▶ _YOUR GOAL_: Return each line of the data below exactly, omitting any pictures.

## start SUPPLIED DATA

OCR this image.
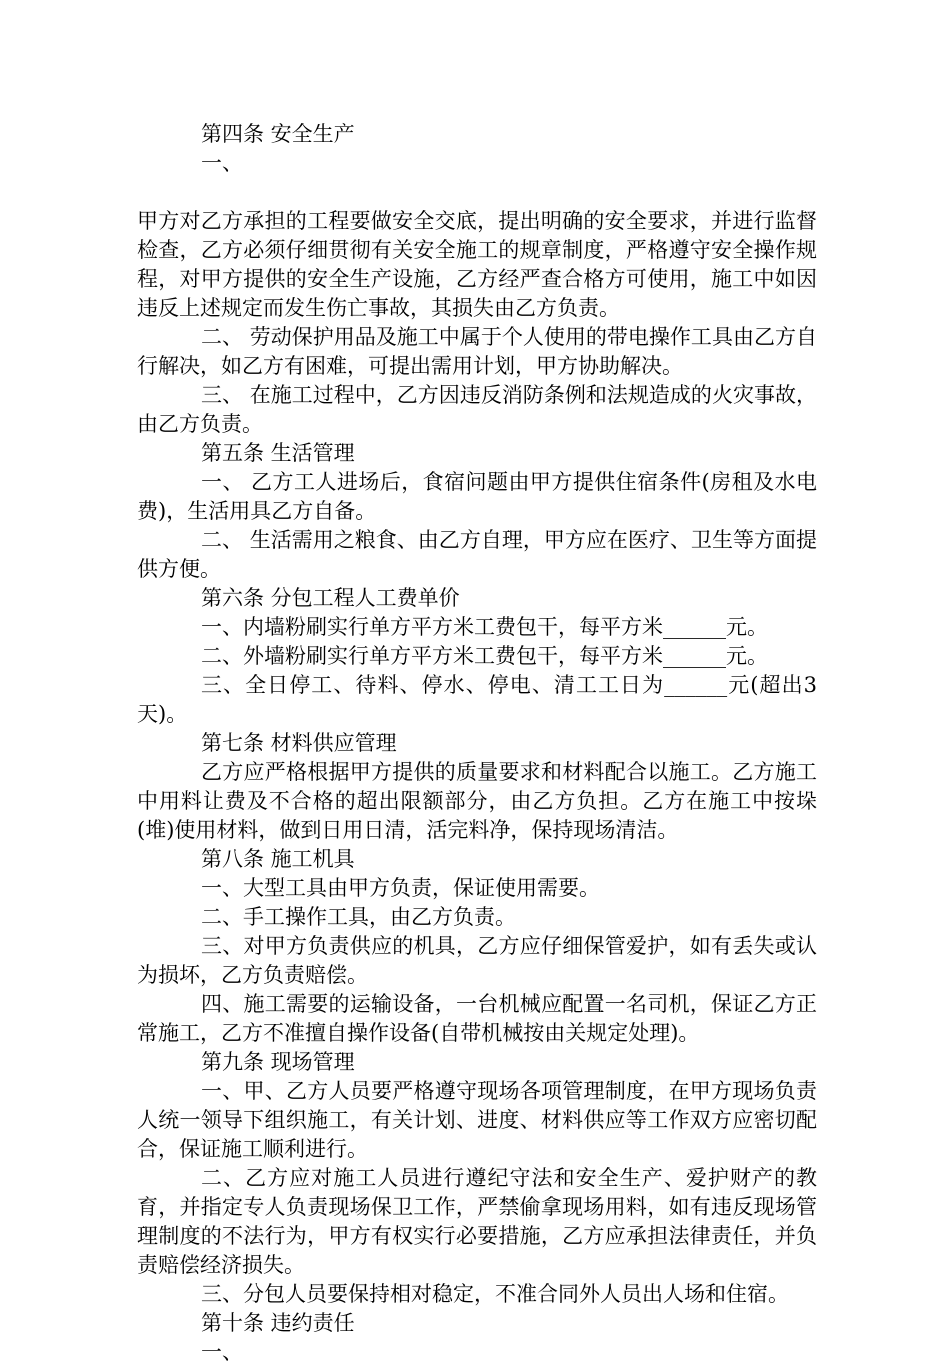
第四条 安全生产

一、

甲方对乙方承担的工程要做安全交底，提出明确的安全要求，并进行监督检查，乙方必须仔细贯彻有关安全施工的规章制度，严格遵守安全操作规程，对甲方提供的安全生产设施，乙方经严查合格方可使用，施工中如因违反上述规定而发生伤亡事故，其损失由乙方负责。

二、 劳动保护用品及施工中属于个人使用的带电操作工具由乙方自行解决，如乙方有困难，可提出需用计划，甲方协助解决。

三、 在施工过程中，乙方因违反消防条例和法规造成的火灾事故，由乙方负责。

第五条 生活管理

一、 乙方工人进场后，食宿问题由甲方提供住宿条件(房租及水电费)，生活用具乙方自备。

二、 生活需用之粮食、由乙方自理，甲方应在医疗、卫生等方面提供方便。

第六条 分包工程人工费单价

一、内墙粉刷实行单方平方米工费包干，每平方米______元。

二、外墙粉刷实行单方平方米工费包干，每平方米______元。

三、全日停工、待料、停水、停电、清工工日为______元(超出3天)。

第七条 材料供应管理

乙方应严格根据甲方提供的质量要求和材料配合以施工。乙方施工中用料让费及不合格的超出限额部分，由乙方负担。乙方在施工中按垛(堆)使用材料，做到日用日清，活完料净，保持现场清洁。

第八条 施工机具

一、大型工具由甲方负责，保证使用需要。

二、手工操作工具，由乙方负责。

三、对甲方负责供应的机具，乙方应仔细保管爱护，如有丢失或认为损坏，乙方负责赔偿。

四、施工需要的运输设备，一台机械应配置一名司机，保证乙方正常施工，乙方不准擅自操作设备(自带机械按由关规定处理)。

第九条 现场管理

一、甲、乙方人员要严格遵守现场各项管理制度，在甲方现场负责人统一领导下组织施工，有关计划、进度、材料供应等工作双方应密切配合，保证施工顺利进行。

二、乙方应对施工人员进行遵纪守法和安全生产、爱护财产的教育，并指定专人负责现场保卫工作，严禁偷拿现场用料，如有违反现场管理制度的不法行为，甲方有权实行必要措施，乙方应承担法律责任，并负责赔偿经济损失。

三、分包人员要保持相对稳定，不准合同外人员出人场和住宿。

第十条 违约责任

一、
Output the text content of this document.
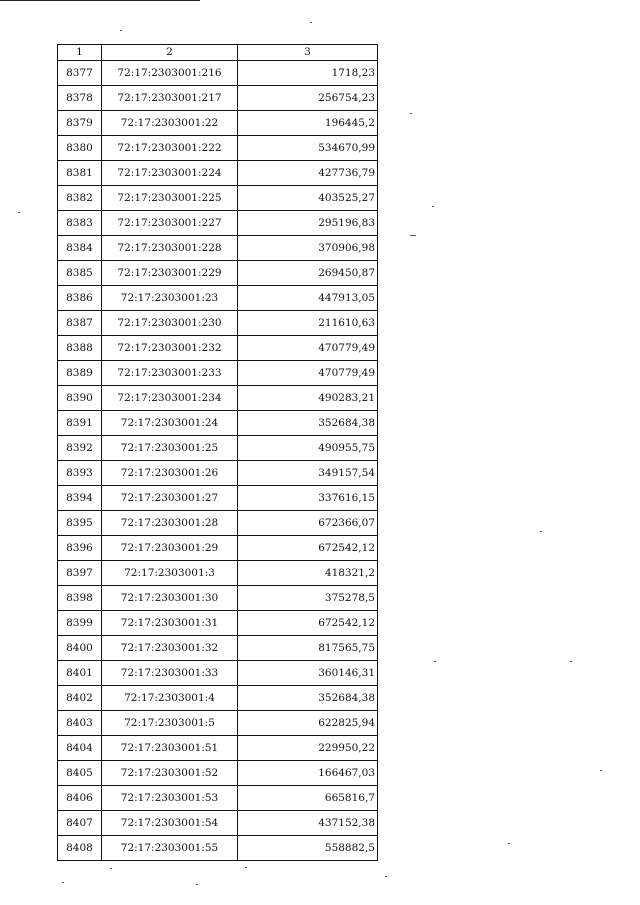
1	2	3
8377	72:17:2303001:216	1718,23
8378	72:17:2303001:217	256754,23
8379	72:17:2303001:22	196445,2
8380	72:17:2303001:222	534670,99
8381	72:17:2303001:224	427736,79
8382	72:17:2303001:225	403525,27
8383	72:17:2303001:227	295196,83
8384	72:17:2303001:228	370906,98
8385	72:17:2303001:229	269450,87
8386	72:17:2303001:23	447913,05
8387	72:17:2303001:230	211610,63
8388	72:17:2303001:232	470779,49
8389	72:17:2303001:233	470779,49
8390	72:17:2303001:234	490283,21
8391	72:17:2303001:24	352684,38
8392	72:17:2303001:25	490955,75
8393	72:17:2303001:26	349157,54
8394	72:17:2303001:27	337616,15
8395	72:17:2303001:28	672366,07
8396	72:17:2303001:29	672542,12
8397	72:17:2303001:3	418321,2
8398	72:17:2303001:30	375278,5
8399	72:17:2303001:31	672542,12
8400	72:17:2303001:32	817565,75
8401	72:17:2303001:33	360146,31
8402	72:17:2303001:4	352684,38
8403	72:17:2303001:5	622825,94
8404	72:17:2303001:51	229950,22
8405	72:17:2303001:52	166467,03
8406	72:17:2303001:53	665816,7
8407	72:17:2303001:54	437152,38
8408	72:17:2303001:55	558882,5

## end SUPPLIED DATA

▶ _FINAL RESULT_:
OCR this image.
第四条 安全生产

一、

甲方对乙方承担的工程要做安全交底，提出明确的安全要求，并进行监督检查，乙方必须仔细贯彻有关安全施工的规章制度，严格遵守安全操作规程，对甲方提供的安全生产设施，乙方经严查合格方可使用，施工中如因违反上述规定而发生伤亡事故，其损失由乙方负责。

二、 劳动保护用品及施工中属于个人使用的带电操作工具由乙方自行解决，如乙方有困难，可提出需用计划，甲方协助解决。

三、 在施工过程中，乙方因违反消防条例和法规造成的火灾事故，由乙方负责。

第五条 生活管理

一、 乙方工人进场后，食宿问题由甲方提供住宿条件(房租及水电费)，生活用具乙方自备。

二、 生活需用之粮食、由乙方自理，甲方应在医疗、卫生等方面提供方便。

第六条 分包工程人工费单价

一、内墙粉刷实行单方平方米工费包干，每平方米______元。

二、外墙粉刷实行单方平方米工费包干，每平方米______元。

三、全日停工、待料、停水、停电、清工工日为______元(超出3天)。

第七条 材料供应管理

乙方应严格根据甲方提供的质量要求和材料配合以施工。乙方施工中用料让费及不合格的超出限额部分，由乙方负担。乙方在施工中按垛(堆)使用材料，做到日用日清，活完料净，保持现场清洁。

第八条 施工机具

一、大型工具由甲方负责，保证使用需要。

二、手工操作工具，由乙方负责。

三、对甲方负责供应的机具，乙方应仔细保管爱护，如有丢失或认为损坏，乙方负责赔偿。

四、施工需要的运输设备，一台机械应配置一名司机，保证乙方正常施工，乙方不准擅自操作设备(自带机械按由关规定处理)。

第九条 现场管理

一、甲、乙方人员要严格遵守现场各项管理制度，在甲方现场负责人统一领导下组织施工，有关计划、进度、材料供应等工作双方应密切配合，保证施工顺利进行。

二、乙方应对施工人员进行遵纪守法和安全生产、爱护财产的教育，并指定专人负责现场保卫工作，严禁偷拿现场用料，如有违反现场管理制度的不法行为，甲方有权实行必要措施，乙方应承担法律责任，并负责赔偿经济损失。

三、分包人员要保持相对稳定，不准合同外人员出人场和住宿。

第十条 违约责任

一、
Output the text content of this document.
1	2	3
8377	72:17:2303001:216	1718,23
8378	72:17:2303001:217	256754,23
8379	72:17:2303001:22	196445,2
8380	72:17:2303001:222	534670,99
8381	72:17:2303001:224	427736,79
8382	72:17:2303001:225	403525,27
8383	72:17:2303001:227	295196,83
8384	72:17:2303001:228	370906,98
8385	72:17:2303001:229	269450,87
8386	72:17:2303001:23	447913,05
8387	72:17:2303001:230	211610,63
8388	72:17:2303001:232	470779,49
8389	72:17:2303001:233	470779,49
8390	72:17:2303001:234	490283,21
8391	72:17:2303001:24	352684,38
8392	72:17:2303001:25	490955,75
8393	72:17:2303001:26	349157,54
8394	72:17:2303001:27	337616,15
8395	72:17:2303001:28	672366,07
8396	72:17:2303001:29	672542,12
8397	72:17:2303001:3	418321,2
8398	72:17:2303001:30	375278,5
8399	72:17:2303001:31	672542,12
8400	72:17:2303001:32	817565,75
8401	72:17:2303001:33	360146,31
8402	72:17:2303001:4	352684,38
8403	72:17:2303001:5	622825,94
8404	72:17:2303001:51	229950,22
8405	72:17:2303001:52	166467,03
8406	72:17:2303001:53	665816,7
8407	72:17:2303001:54	437152,38
8408	72:17:2303001:55	558882,5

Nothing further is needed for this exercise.